→ Direction
Carry none of the pictures over; set down the material below exactly.

→ Data for the task
------

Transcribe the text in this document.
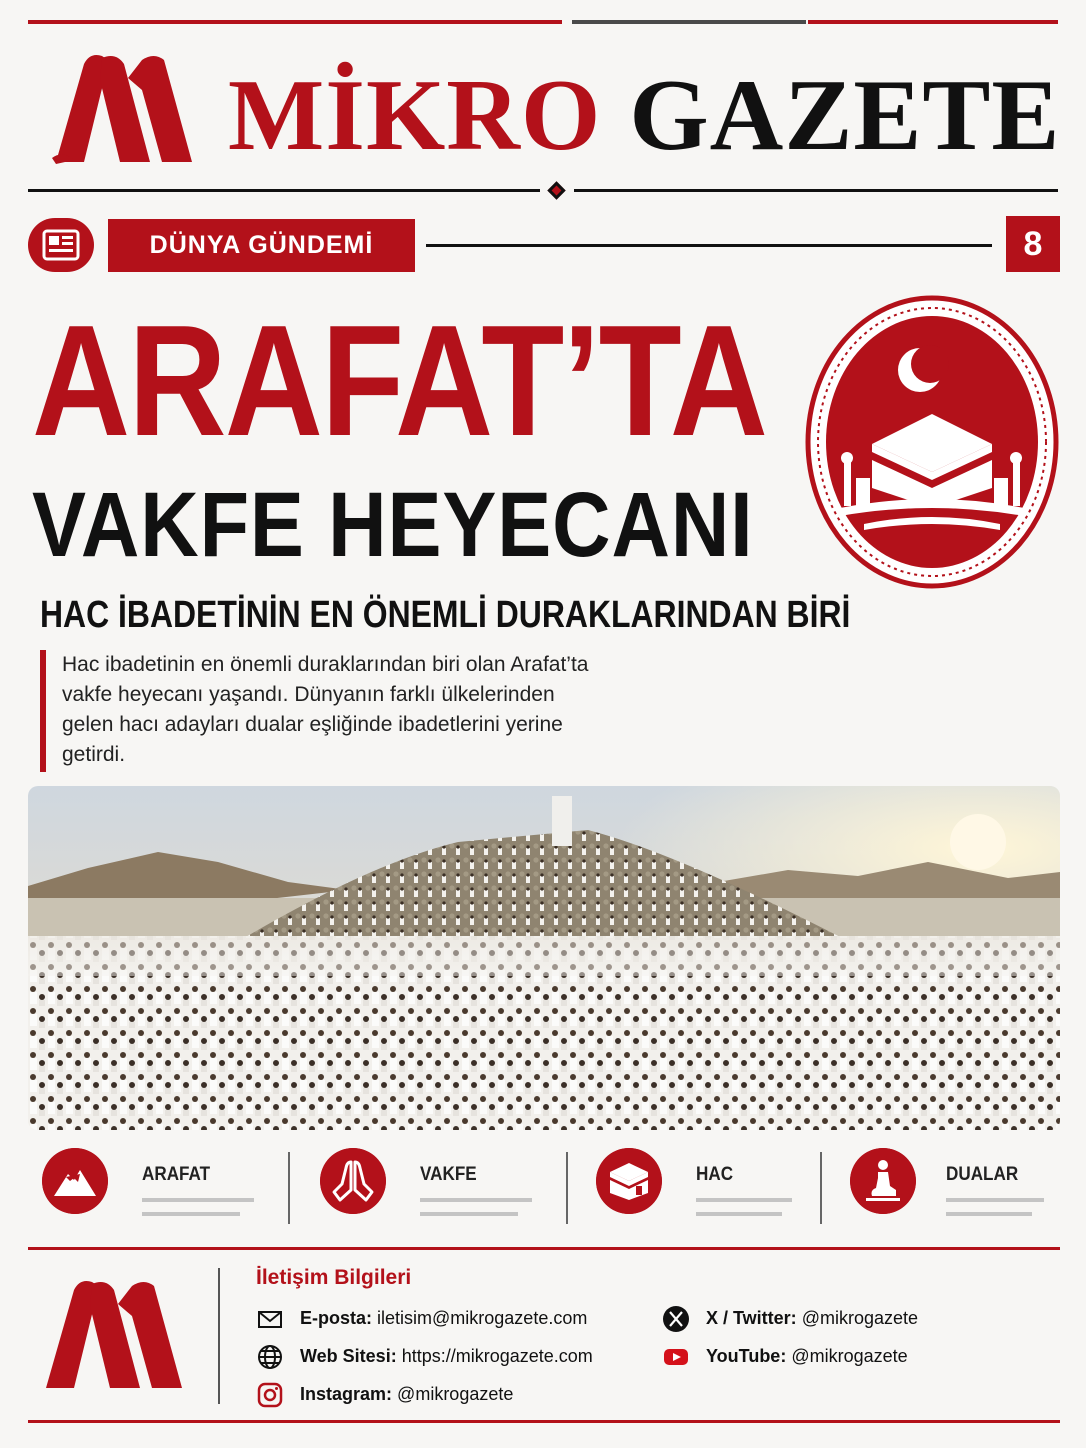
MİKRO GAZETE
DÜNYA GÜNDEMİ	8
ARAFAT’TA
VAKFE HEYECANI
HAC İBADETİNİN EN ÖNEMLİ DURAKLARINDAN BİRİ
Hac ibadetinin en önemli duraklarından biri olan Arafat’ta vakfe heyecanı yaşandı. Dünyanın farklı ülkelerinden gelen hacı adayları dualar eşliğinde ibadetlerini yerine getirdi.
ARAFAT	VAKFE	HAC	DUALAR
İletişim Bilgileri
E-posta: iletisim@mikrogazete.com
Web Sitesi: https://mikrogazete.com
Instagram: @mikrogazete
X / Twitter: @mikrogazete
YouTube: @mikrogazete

------

→ Answer below
Transcribe the text in this document.
MİKRO GAZETE
DÜNYA GÜNDEMİ	8
ARAFAT’TA
VAKFE HEYECANI
HAC İBADETİNİN EN ÖNEMLİ DURAKLARINDAN BİRİ
Hac ibadetinin en önemli duraklarından biri olan Arafat’ta vakfe heyecanı yaşandı. Dünyanın farklı ülkelerinden gelen hacı adayları dualar eşliğinde ibadetlerini yerine getirdi.
ARAFAT	VAKFE	HAC	DUALAR
İletişim Bilgileri
E-posta: iletisim@mikrogazete.com
Web Sitesi: https://mikrogazete.com
Instagram: @mikrogazete
X / Twitter: @mikrogazete
YouTube: @mikrogazete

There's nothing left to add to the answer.